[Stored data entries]

** BEGIN **

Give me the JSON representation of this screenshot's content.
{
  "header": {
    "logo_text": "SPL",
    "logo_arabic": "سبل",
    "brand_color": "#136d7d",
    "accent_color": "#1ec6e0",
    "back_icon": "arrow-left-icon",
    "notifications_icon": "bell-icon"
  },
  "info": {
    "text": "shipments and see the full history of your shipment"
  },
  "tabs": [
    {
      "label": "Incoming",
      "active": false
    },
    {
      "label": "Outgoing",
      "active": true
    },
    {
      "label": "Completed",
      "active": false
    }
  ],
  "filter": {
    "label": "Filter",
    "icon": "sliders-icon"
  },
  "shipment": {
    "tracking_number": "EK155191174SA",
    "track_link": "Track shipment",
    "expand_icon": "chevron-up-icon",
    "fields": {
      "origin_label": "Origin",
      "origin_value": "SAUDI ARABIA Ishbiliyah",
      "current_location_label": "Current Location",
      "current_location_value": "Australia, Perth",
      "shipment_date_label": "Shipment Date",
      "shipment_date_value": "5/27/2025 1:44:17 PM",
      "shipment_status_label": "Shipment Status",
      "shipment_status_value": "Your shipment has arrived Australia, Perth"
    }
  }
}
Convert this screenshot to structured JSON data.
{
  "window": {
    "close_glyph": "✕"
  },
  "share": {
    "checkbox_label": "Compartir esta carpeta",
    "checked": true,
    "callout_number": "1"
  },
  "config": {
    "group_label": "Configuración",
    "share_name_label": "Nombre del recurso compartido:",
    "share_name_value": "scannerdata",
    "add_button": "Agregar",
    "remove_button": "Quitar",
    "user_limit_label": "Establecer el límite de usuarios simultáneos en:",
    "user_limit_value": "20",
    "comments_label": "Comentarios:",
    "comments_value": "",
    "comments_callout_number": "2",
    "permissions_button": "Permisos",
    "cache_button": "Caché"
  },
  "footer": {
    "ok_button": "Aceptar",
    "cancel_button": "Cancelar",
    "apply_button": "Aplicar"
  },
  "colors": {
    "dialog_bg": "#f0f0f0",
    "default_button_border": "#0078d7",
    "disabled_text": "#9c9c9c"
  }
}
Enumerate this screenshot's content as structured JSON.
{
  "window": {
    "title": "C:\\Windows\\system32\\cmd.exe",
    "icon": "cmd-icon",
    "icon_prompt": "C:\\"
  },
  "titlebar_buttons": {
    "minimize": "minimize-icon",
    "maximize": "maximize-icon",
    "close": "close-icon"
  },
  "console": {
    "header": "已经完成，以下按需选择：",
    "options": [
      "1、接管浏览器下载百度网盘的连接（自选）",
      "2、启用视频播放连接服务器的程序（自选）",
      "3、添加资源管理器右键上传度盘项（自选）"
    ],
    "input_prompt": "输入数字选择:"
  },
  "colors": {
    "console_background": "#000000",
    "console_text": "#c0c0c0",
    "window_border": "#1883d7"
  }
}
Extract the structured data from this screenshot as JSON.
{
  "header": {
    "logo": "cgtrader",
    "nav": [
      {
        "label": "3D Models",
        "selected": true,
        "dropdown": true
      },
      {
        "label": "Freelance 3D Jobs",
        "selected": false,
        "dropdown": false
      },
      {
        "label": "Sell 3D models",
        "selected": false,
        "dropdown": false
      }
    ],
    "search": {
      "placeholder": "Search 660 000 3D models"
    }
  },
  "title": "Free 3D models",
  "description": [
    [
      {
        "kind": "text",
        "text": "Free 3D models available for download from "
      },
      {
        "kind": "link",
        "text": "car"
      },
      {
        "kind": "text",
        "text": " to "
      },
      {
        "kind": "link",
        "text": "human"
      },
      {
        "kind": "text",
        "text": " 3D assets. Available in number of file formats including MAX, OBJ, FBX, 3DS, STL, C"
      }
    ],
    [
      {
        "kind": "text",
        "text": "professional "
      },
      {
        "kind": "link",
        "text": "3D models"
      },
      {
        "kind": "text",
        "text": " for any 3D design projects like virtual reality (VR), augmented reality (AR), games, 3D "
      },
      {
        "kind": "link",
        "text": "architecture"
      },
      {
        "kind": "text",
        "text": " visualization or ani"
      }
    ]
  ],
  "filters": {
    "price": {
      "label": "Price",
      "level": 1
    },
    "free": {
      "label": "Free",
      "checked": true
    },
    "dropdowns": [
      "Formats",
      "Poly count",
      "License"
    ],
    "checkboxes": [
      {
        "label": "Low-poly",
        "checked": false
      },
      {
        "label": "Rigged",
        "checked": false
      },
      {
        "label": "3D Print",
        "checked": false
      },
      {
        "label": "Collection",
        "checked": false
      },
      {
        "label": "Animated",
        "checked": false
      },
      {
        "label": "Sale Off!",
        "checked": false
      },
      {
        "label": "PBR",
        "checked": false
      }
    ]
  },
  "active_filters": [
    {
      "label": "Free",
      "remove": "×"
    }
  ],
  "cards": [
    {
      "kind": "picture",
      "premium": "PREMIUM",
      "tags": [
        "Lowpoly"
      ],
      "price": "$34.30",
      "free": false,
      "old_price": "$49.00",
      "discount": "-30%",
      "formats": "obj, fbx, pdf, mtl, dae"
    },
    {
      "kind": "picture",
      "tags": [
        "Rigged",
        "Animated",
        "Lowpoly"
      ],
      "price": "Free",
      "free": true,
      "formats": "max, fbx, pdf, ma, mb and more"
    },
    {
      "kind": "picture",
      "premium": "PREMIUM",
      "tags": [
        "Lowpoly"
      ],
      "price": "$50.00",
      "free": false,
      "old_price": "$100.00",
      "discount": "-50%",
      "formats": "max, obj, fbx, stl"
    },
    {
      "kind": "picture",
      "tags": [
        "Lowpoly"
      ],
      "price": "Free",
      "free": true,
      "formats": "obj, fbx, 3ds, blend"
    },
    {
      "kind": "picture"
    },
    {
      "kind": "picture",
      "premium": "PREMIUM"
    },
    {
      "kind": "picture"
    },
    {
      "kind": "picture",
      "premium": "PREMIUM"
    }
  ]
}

** END **

EXERCISE DIRECTIONS
Reproduce every line of the listing above in which the string "true" appears.

COMPLETE RESPONSE
      "active": true
    "checked": true,
        "selected": true,
        "dropdown": true
      "checked": true
      "free": true,
      "free": true,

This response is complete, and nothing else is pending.